▸ **WORK TO COMPLETE**:
Search the data for the word "Creators" and copy every line that contains it.

▸ **Records from a dataset**:
»»

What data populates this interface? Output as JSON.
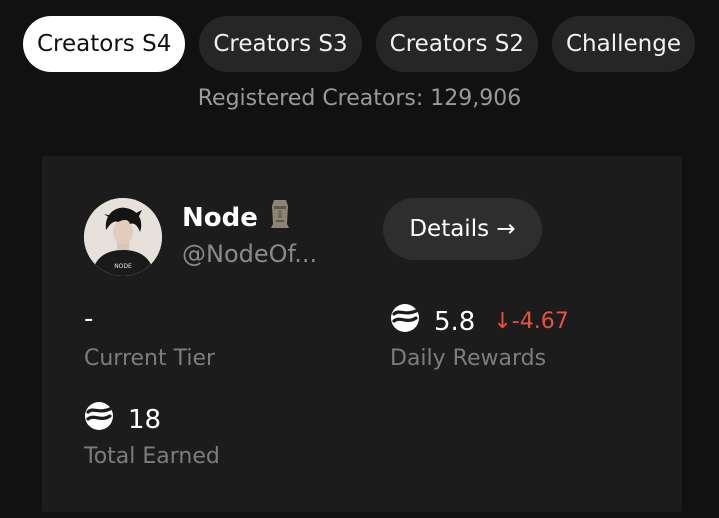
{
  "tabs": [
    {
      "label": "Creators S4",
      "active": true
    },
    {
      "label": "Creators S3",
      "active": false
    },
    {
      "label": "Creators S2",
      "active": false
    },
    {
      "label": "Challenge",
      "active": false
    }
  ],
  "registered_text": "Registered Creators: 129,906",
  "profile": {
    "name": "Node",
    "emoji_icon": "moai-icon",
    "handle": "@NodeOf...",
    "avatar_text": "NODE"
  },
  "details_button": {
    "label": "Details →"
  },
  "stats": {
    "current_tier": {
      "value": "-",
      "label": "Current Tier"
    },
    "daily_rewards": {
      "value": "5.8",
      "delta": "↓-4.67",
      "label": "Daily Rewards",
      "icon": "token-icon"
    },
    "total_earned": {
      "value": "18",
      "label": "Total Earned",
      "icon": "token-icon"
    }
  },
  "colors": {
    "background": "#111111",
    "card": "#1c1c1c",
    "tab_inactive": "#262626",
    "tab_active": "#ffffff",
    "delta_negative": "#e5533d"
  }
}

««

▸ **EXERCISE SOLUTION**:
      "label": "Creators S4",
      "label": "Creators S3",
      "label": "Creators S2",
  "registered_text": "Registered Creators: 129,906",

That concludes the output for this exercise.